GIVEN PROBLEM: Find the lines with the string "title" and return them.

=== INFORMATION GIVEN ===

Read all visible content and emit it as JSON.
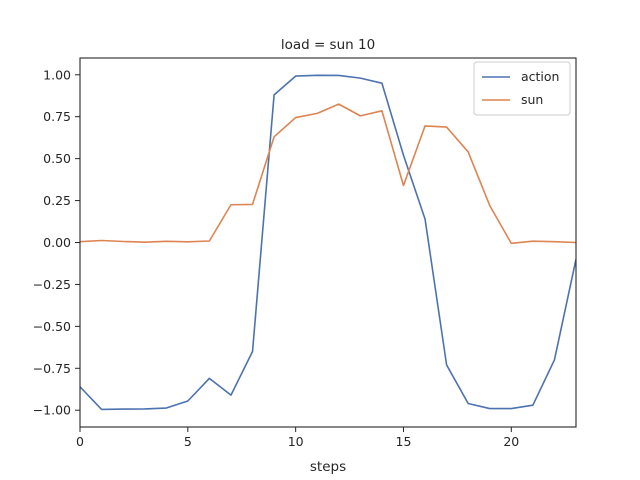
{
  "chart_data": {
    "type": "line",
    "title": "load = sun 10",
    "xlabel": "steps",
    "ylabel": "",
    "xlim": [
      0,
      23
    ],
    "ylim": [
      -1.1,
      1.1
    ],
    "xticks": [
      0,
      5,
      10,
      15,
      20
    ],
    "yticks": [
      -1.0,
      -0.75,
      -0.5,
      -0.25,
      0.0,
      0.25,
      0.5,
      0.75,
      1.0
    ],
    "ytick_labels": [
      "−1.00",
      "−0.75",
      "−0.50",
      "−0.25",
      "0.00",
      "0.25",
      "0.50",
      "0.75",
      "1.00"
    ],
    "grid": false,
    "legend_position": "top-right",
    "x": [
      0,
      1,
      2,
      3,
      4,
      5,
      6,
      7,
      8,
      9,
      10,
      11,
      12,
      13,
      14,
      15,
      16,
      17,
      18,
      19,
      20,
      21,
      22,
      23
    ],
    "series": [
      {
        "name": "action",
        "color": "#4c72b0",
        "values": [
          -0.86,
          -0.995,
          -0.993,
          -0.992,
          -0.987,
          -0.945,
          -0.81,
          -0.91,
          -0.65,
          0.88,
          0.992,
          0.997,
          0.996,
          0.98,
          0.95,
          0.52,
          0.14,
          -0.73,
          -0.96,
          -0.99,
          -0.99,
          -0.97,
          -0.7,
          -0.1
        ]
      },
      {
        "name": "sun",
        "color": "#dd8452",
        "values": [
          0.005,
          0.012,
          0.006,
          0.002,
          0.007,
          0.004,
          0.009,
          0.225,
          0.227,
          0.63,
          0.745,
          0.77,
          0.825,
          0.755,
          0.785,
          0.34,
          0.695,
          0.688,
          0.54,
          0.22,
          -0.005,
          0.008,
          0.005,
          0.0
        ]
      }
    ]
  }
}
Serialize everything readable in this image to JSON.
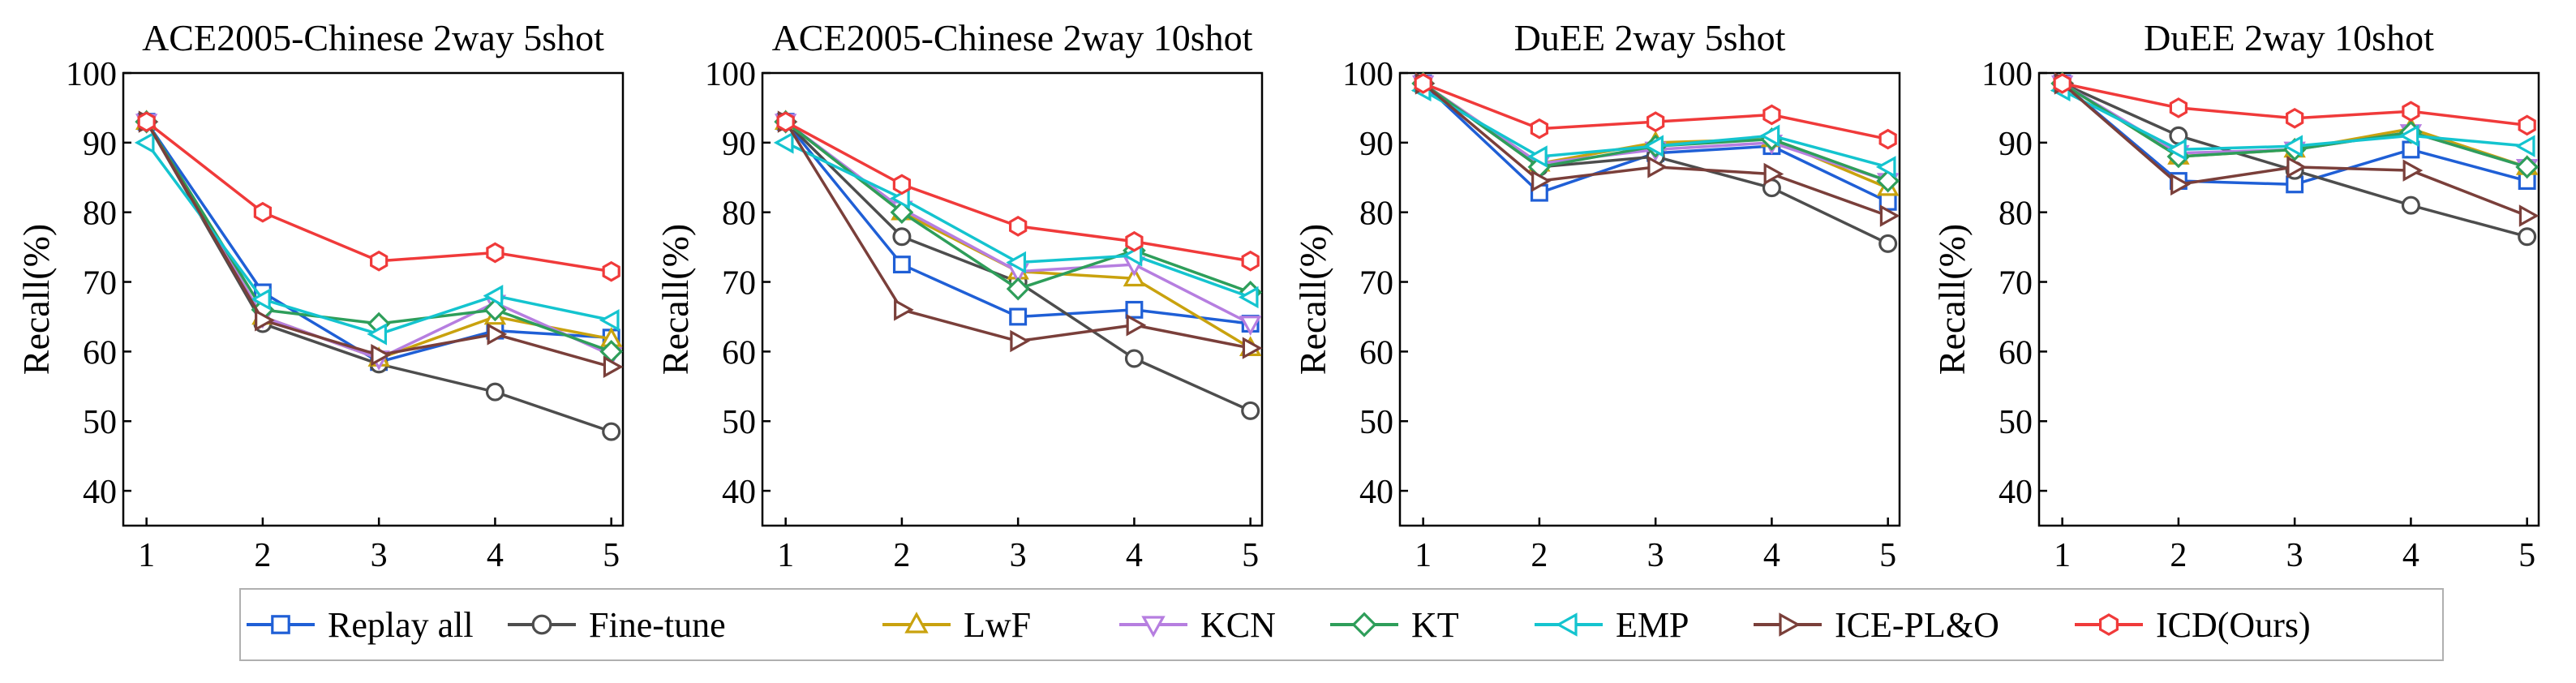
{
  "chart_data": [
    {
      "type": "line",
      "title": "ACE2005-Chinese 2way 5shot",
      "xlabel": "",
      "ylabel": "Recall(%)",
      "x": [
        1,
        2,
        3,
        4,
        5
      ],
      "xlim": [
        0.8,
        5.1
      ],
      "ylim": [
        35,
        100
      ],
      "yticks": [
        40,
        50,
        60,
        70,
        80,
        90,
        100
      ],
      "grid": false,
      "series": [
        {
          "name": "Replay all",
          "values": [
            93.0,
            68.5,
            58.5,
            63.0,
            62.0
          ]
        },
        {
          "name": "Fine-tune",
          "values": [
            93.0,
            64.0,
            58.2,
            54.2,
            48.5
          ]
        },
        {
          "name": "LwF",
          "values": [
            93.0,
            65.0,
            59.0,
            65.0,
            61.8
          ]
        },
        {
          "name": "KCN",
          "values": [
            93.0,
            65.0,
            59.0,
            67.0,
            59.5
          ]
        },
        {
          "name": "KT",
          "values": [
            93.0,
            66.0,
            64.0,
            66.0,
            60.0
          ]
        },
        {
          "name": "EMP",
          "values": [
            90.0,
            67.5,
            62.5,
            68.0,
            64.5
          ]
        },
        {
          "name": "ICE-PL&O",
          "values": [
            93.0,
            64.5,
            59.5,
            62.5,
            57.8
          ]
        },
        {
          "name": "ICD(Ours)",
          "values": [
            93.0,
            80.0,
            73.0,
            74.2,
            71.5
          ]
        }
      ]
    },
    {
      "type": "line",
      "title": "ACE2005-Chinese 2way 10shot",
      "xlabel": "",
      "ylabel": "Recall(%)",
      "x": [
        1,
        2,
        3,
        4,
        5
      ],
      "xlim": [
        0.8,
        5.1
      ],
      "ylim": [
        35,
        100
      ],
      "yticks": [
        40,
        50,
        60,
        70,
        80,
        90,
        100
      ],
      "grid": false,
      "series": [
        {
          "name": "Replay all",
          "values": [
            93.0,
            72.5,
            65.0,
            66.0,
            64.0
          ]
        },
        {
          "name": "Fine-tune",
          "values": [
            93.0,
            76.5,
            70.0,
            59.0,
            51.5
          ]
        },
        {
          "name": "LwF",
          "values": [
            93.0,
            80.0,
            71.5,
            70.5,
            60.5
          ]
        },
        {
          "name": "KCN",
          "values": [
            93.0,
            80.5,
            71.5,
            72.5,
            64.0
          ]
        },
        {
          "name": "KT",
          "values": [
            93.0,
            80.0,
            69.0,
            74.5,
            68.5
          ]
        },
        {
          "name": "EMP",
          "values": [
            90.0,
            82.0,
            72.8,
            73.8,
            67.8
          ]
        },
        {
          "name": "ICE-PL&O",
          "values": [
            93.0,
            66.0,
            61.5,
            63.8,
            60.5
          ]
        },
        {
          "name": "ICD(Ours)",
          "values": [
            93.0,
            84.0,
            78.0,
            75.8,
            73.0
          ]
        }
      ]
    },
    {
      "type": "line",
      "title": "DuEE 2way 5shot",
      "xlabel": "",
      "ylabel": "Recall(%)",
      "x": [
        1,
        2,
        3,
        4,
        5
      ],
      "xlim": [
        0.8,
        5.1
      ],
      "ylim": [
        35,
        100
      ],
      "yticks": [
        40,
        50,
        60,
        70,
        80,
        90,
        100
      ],
      "grid": false,
      "series": [
        {
          "name": "Replay all",
          "values": [
            98.5,
            82.8,
            88.5,
            89.5,
            81.5
          ]
        },
        {
          "name": "Fine-tune",
          "values": [
            98.5,
            86.5,
            88.0,
            83.5,
            75.5
          ]
        },
        {
          "name": "LwF",
          "values": [
            98.5,
            87.0,
            90.0,
            90.5,
            83.5
          ]
        },
        {
          "name": "KCN",
          "values": [
            98.5,
            87.0,
            89.0,
            90.0,
            84.5
          ]
        },
        {
          "name": "KT",
          "values": [
            98.5,
            86.5,
            89.5,
            90.5,
            84.5
          ]
        },
        {
          "name": "EMP",
          "values": [
            97.5,
            88.0,
            89.5,
            91.0,
            86.5
          ]
        },
        {
          "name": "ICE-PL&O",
          "values": [
            98.5,
            84.5,
            86.5,
            85.5,
            79.5
          ]
        },
        {
          "name": "ICD(Ours)",
          "values": [
            98.5,
            92.0,
            93.0,
            94.0,
            90.5
          ]
        }
      ]
    },
    {
      "type": "line",
      "title": "DuEE 2way 10shot",
      "xlabel": "",
      "ylabel": "Recall(%)",
      "x": [
        1,
        2,
        3,
        4,
        5
      ],
      "xlim": [
        0.8,
        5.1
      ],
      "ylim": [
        35,
        100
      ],
      "yticks": [
        40,
        50,
        60,
        70,
        80,
        90,
        100
      ],
      "grid": false,
      "series": [
        {
          "name": "Replay all",
          "values": [
            98.5,
            84.5,
            84.0,
            89.0,
            84.5
          ]
        },
        {
          "name": "Fine-tune",
          "values": [
            98.5,
            91.0,
            86.0,
            81.0,
            76.5
          ]
        },
        {
          "name": "LwF",
          "values": [
            98.5,
            88.0,
            89.0,
            92.0,
            86.5
          ]
        },
        {
          "name": "KCN",
          "values": [
            98.5,
            88.5,
            89.0,
            91.5,
            86.5
          ]
        },
        {
          "name": "KT",
          "values": [
            98.5,
            88.0,
            89.0,
            91.5,
            86.5
          ]
        },
        {
          "name": "EMP",
          "values": [
            97.5,
            89.0,
            89.5,
            91.0,
            89.5
          ]
        },
        {
          "name": "ICE-PL&O",
          "values": [
            98.5,
            84.0,
            86.5,
            86.0,
            79.5
          ]
        },
        {
          "name": "ICD(Ours)",
          "values": [
            98.5,
            95.0,
            93.5,
            94.5,
            92.5
          ]
        }
      ]
    }
  ],
  "legend": {
    "placement": "bottom-center",
    "items": [
      {
        "name": "Replay all",
        "color": "#1f5fd6",
        "marker": "square"
      },
      {
        "name": "Fine-tune",
        "color": "#4d4d4d",
        "marker": "circle"
      },
      {
        "name": "LwF",
        "color": "#c9a20e",
        "marker": "triangle-up"
      },
      {
        "name": "KCN",
        "color": "#b67ee0",
        "marker": "triangle-down"
      },
      {
        "name": "KT",
        "color": "#2e9e5a",
        "marker": "diamond"
      },
      {
        "name": "EMP",
        "color": "#14c4cf",
        "marker": "triangle-left"
      },
      {
        "name": "ICE-PL&O",
        "color": "#7a3f3a",
        "marker": "triangle-right"
      },
      {
        "name": "ICD(Ours)",
        "color": "#f03a3a",
        "marker": "hexagon"
      }
    ]
  }
}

===

CORRECT RESPONSE:
    "title": "load = sun 10",
      "title": "ACE2005-Chinese 2way 5shot",
      "title": "ACE2005-Chinese 2way 10shot",
      "title": "DuEE 2way 5shot",
      "title": "DuEE 2way 10shot",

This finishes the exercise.